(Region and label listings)

________________________________________

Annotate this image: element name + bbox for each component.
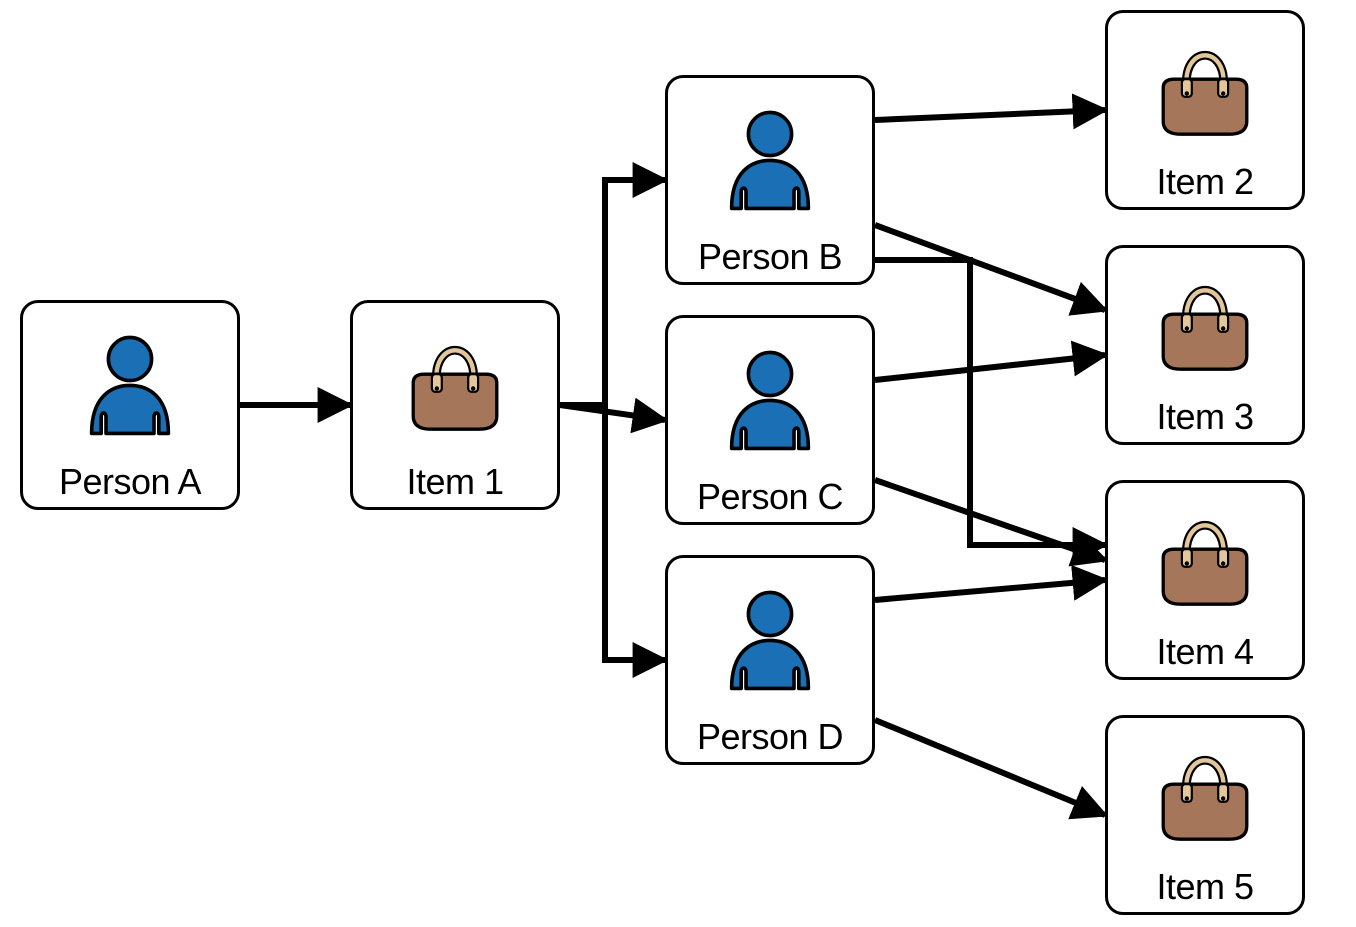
edge-item1-personC	[560, 405, 665, 420]
node-personB: Person B	[665, 75, 875, 285]
node-label: Item 3	[1156, 398, 1253, 436]
edge-personB-item3	[875, 225, 1105, 310]
edge-item1-personB	[560, 180, 665, 405]
edge-personC-item3	[875, 355, 1105, 380]
node-personC: Person C	[665, 315, 875, 525]
person-icon	[70, 303, 190, 463]
diagram-stage: Person A Item 1 Person B Person C Person…	[0, 0, 1356, 927]
node-item5: Item 5	[1105, 715, 1305, 915]
edge-item1-personD	[560, 405, 665, 660]
edge-personC-item4	[875, 480, 1105, 560]
bag-icon	[400, 303, 510, 463]
node-label: Person C	[697, 478, 843, 516]
node-item4: Item 4	[1105, 480, 1305, 680]
bag-icon	[1150, 718, 1260, 868]
node-item2: Item 2	[1105, 10, 1305, 210]
bag-icon	[1150, 13, 1260, 163]
node-label: Person A	[59, 463, 201, 501]
node-label: Item 2	[1156, 163, 1253, 201]
person-icon	[710, 318, 830, 478]
bag-icon	[1150, 483, 1260, 633]
edge-personD-item5	[875, 720, 1105, 815]
node-label: Item 1	[406, 463, 503, 501]
edge-personB-item4	[875, 260, 1105, 545]
node-label: Item 5	[1156, 868, 1253, 906]
node-item3: Item 3	[1105, 245, 1305, 445]
node-label: Person D	[697, 718, 843, 756]
edge-personD-item4	[875, 580, 1105, 600]
person-icon	[710, 558, 830, 718]
bag-icon	[1150, 248, 1260, 398]
node-label: Person B	[698, 238, 842, 276]
person-icon	[710, 78, 830, 238]
node-personA: Person A	[20, 300, 240, 510]
node-item1: Item 1	[350, 300, 560, 510]
node-personD: Person D	[665, 555, 875, 765]
node-label: Item 4	[1156, 633, 1253, 671]
edge-personB-item2	[875, 110, 1105, 120]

________________________________________

Copy out every line of the material above word for word, omitting the pictures.

Annotate this image: element name + bbox for each component.
edge-item1-personC	[560, 405, 665, 420]
node-personB: Person B	[665, 75, 875, 285]
node-label: Item 3	[1156, 398, 1253, 436]
edge-personB-item3	[875, 225, 1105, 310]
edge-item1-personB	[560, 180, 665, 405]
edge-personC-item3	[875, 355, 1105, 380]
node-personC: Person C	[665, 315, 875, 525]
person-icon	[70, 303, 190, 463]
diagram-stage: Person A Item 1 Person B Person C Person…	[0, 0, 1356, 927]
node-item5: Item 5	[1105, 715, 1305, 915]
edge-item1-personD	[560, 405, 665, 660]
edge-personC-item4	[875, 480, 1105, 560]
bag-icon	[400, 303, 510, 463]
node-label: Person C	[697, 478, 843, 516]
node-item4: Item 4	[1105, 480, 1305, 680]
bag-icon	[1150, 718, 1260, 868]
node-item2: Item 2	[1105, 10, 1305, 210]
bag-icon	[1150, 13, 1260, 163]
node-label: Person A	[59, 463, 201, 501]
node-label: Item 2	[1156, 163, 1253, 201]
person-icon	[710, 318, 830, 478]
bag-icon	[1150, 483, 1260, 633]
edge-personD-item5	[875, 720, 1105, 815]
node-label: Item 1	[406, 463, 503, 501]
edge-personB-item4	[875, 260, 1105, 545]
node-label: Item 5	[1156, 868, 1253, 906]
node-item3: Item 3	[1105, 245, 1305, 445]
node-label: Person D	[697, 718, 843, 756]
edge-personD-item4	[875, 580, 1105, 600]
person-icon	[710, 558, 830, 718]
bag-icon	[1150, 248, 1260, 398]
node-label: Person B	[698, 238, 842, 276]
person-icon	[710, 78, 830, 238]
node-personA: Person A	[20, 300, 240, 510]
node-item1: Item 1	[350, 300, 560, 510]
node-personD: Person D	[665, 555, 875, 765]
node-label: Item 4	[1156, 633, 1253, 671]
edge-personB-item2	[875, 110, 1105, 120]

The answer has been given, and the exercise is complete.